SET TASK:
What lines of the data hold the string "page"? Pull each one out.

DATA LINES:
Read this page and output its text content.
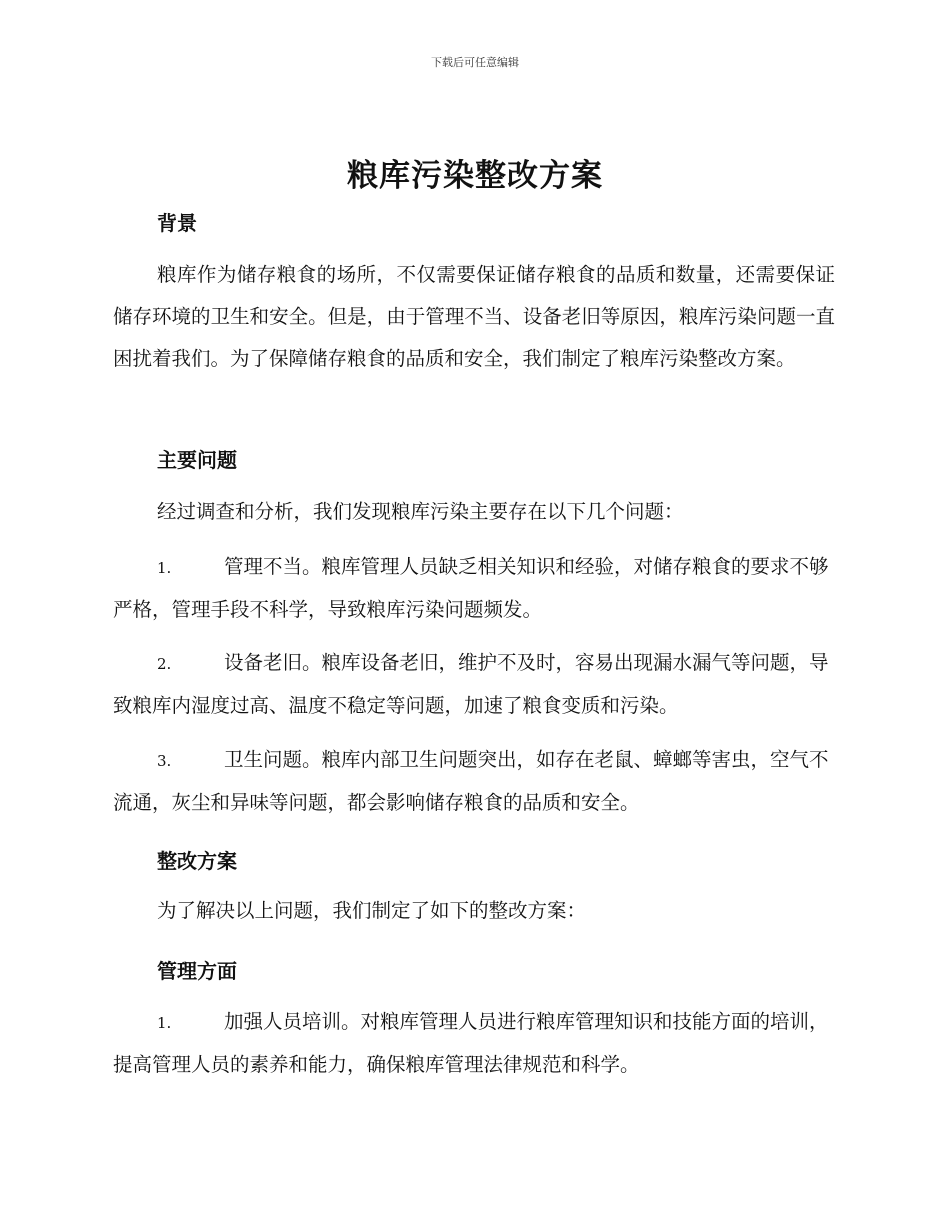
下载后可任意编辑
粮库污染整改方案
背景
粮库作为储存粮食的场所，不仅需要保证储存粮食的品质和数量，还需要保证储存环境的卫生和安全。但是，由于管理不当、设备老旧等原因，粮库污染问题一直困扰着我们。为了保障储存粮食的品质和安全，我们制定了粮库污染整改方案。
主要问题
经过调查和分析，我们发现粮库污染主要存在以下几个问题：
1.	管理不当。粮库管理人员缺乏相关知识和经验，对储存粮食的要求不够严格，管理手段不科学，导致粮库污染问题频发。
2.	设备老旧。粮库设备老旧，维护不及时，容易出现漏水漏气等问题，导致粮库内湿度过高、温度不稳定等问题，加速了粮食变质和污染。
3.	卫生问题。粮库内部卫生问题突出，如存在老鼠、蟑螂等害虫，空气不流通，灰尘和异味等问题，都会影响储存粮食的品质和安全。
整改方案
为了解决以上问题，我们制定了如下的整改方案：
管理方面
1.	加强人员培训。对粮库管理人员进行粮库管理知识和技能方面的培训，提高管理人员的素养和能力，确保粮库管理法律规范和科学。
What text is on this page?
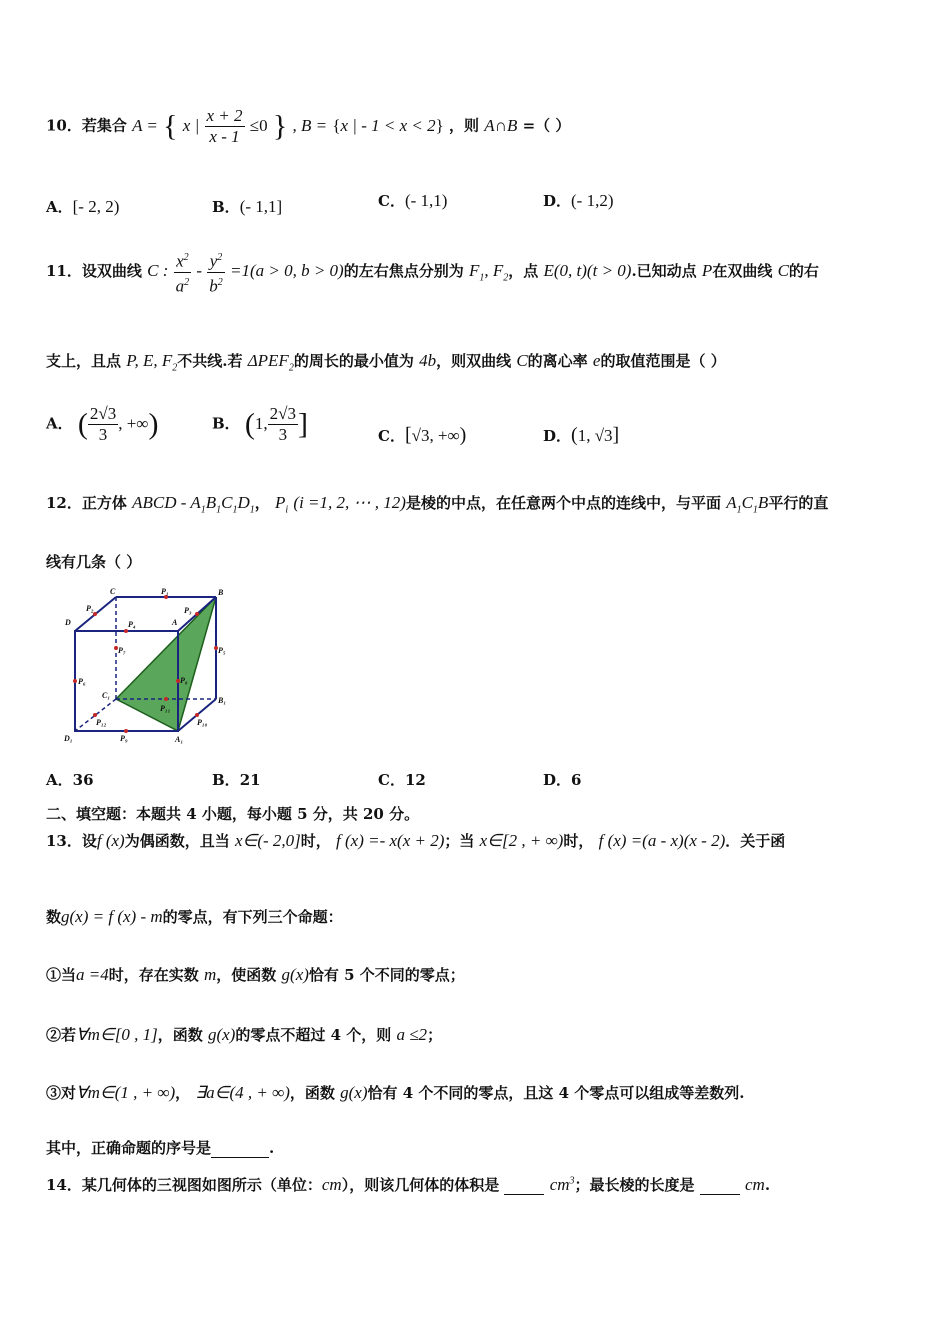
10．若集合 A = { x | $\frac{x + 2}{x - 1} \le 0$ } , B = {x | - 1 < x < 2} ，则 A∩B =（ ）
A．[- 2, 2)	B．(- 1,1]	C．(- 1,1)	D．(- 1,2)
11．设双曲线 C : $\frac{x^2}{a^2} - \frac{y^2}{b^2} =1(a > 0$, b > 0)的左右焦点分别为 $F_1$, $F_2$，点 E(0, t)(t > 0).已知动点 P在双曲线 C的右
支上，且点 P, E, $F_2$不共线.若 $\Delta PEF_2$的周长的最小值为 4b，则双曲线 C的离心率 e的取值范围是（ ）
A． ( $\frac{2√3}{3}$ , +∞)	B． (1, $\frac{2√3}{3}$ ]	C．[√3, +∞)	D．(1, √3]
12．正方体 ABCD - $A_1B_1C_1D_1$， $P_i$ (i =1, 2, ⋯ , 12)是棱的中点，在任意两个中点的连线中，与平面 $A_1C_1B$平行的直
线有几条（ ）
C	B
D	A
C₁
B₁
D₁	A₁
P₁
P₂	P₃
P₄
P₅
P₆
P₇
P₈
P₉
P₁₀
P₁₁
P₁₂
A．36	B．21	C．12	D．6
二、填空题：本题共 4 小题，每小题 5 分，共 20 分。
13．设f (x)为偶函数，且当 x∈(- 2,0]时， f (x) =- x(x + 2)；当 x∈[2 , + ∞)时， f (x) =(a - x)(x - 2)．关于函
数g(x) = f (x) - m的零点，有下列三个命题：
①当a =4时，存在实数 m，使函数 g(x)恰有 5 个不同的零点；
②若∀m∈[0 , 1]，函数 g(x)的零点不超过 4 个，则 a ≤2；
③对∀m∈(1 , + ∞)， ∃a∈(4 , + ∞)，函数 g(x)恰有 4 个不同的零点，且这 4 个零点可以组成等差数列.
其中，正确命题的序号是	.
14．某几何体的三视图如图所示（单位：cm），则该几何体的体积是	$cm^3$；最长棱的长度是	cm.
* * *
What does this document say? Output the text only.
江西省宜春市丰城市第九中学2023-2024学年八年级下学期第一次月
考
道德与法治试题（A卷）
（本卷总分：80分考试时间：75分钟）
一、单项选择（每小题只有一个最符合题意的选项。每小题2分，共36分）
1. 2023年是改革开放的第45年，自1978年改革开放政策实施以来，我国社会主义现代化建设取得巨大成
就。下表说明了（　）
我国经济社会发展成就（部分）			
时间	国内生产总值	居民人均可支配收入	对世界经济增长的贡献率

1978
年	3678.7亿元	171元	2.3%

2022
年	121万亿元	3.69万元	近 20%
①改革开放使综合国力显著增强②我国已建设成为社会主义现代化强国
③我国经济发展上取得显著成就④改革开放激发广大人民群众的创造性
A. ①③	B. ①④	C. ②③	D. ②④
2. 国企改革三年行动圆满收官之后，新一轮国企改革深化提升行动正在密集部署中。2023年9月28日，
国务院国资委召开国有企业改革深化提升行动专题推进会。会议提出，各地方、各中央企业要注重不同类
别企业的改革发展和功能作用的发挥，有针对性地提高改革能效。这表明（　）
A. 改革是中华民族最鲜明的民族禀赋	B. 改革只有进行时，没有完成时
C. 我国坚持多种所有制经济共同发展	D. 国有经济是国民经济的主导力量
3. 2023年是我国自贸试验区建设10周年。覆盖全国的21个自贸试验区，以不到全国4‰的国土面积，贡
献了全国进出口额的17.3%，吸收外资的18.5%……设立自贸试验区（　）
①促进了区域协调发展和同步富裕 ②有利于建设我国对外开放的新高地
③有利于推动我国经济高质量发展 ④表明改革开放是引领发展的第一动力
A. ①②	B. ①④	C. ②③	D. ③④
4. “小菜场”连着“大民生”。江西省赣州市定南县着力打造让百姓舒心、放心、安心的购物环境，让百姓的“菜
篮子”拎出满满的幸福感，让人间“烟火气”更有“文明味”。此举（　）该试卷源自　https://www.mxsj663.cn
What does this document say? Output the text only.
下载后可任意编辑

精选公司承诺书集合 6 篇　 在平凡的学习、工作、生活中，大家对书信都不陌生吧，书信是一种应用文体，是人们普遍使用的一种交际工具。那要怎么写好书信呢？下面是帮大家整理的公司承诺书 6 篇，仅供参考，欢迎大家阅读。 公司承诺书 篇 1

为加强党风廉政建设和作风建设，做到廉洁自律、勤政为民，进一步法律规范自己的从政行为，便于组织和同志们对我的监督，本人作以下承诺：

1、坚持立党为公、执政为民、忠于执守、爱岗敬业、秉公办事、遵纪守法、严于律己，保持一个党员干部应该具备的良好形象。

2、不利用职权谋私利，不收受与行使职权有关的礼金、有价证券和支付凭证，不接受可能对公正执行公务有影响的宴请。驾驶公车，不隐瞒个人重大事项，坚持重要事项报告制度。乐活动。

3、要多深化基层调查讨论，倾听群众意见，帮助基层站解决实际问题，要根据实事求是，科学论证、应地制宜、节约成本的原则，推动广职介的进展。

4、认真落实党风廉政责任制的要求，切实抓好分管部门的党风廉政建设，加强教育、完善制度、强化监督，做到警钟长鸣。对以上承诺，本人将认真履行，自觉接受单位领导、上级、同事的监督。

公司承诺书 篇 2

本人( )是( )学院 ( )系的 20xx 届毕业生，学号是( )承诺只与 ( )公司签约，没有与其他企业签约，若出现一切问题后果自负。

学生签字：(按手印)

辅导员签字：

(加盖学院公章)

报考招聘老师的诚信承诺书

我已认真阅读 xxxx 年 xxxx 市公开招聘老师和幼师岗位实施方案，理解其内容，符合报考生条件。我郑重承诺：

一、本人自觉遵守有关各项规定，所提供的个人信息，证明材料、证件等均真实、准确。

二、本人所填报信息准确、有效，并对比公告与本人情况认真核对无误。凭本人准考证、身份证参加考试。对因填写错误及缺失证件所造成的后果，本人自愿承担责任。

OUTPUT FOR THIS TASK:
Read this page and output its text content.
What text is on this page?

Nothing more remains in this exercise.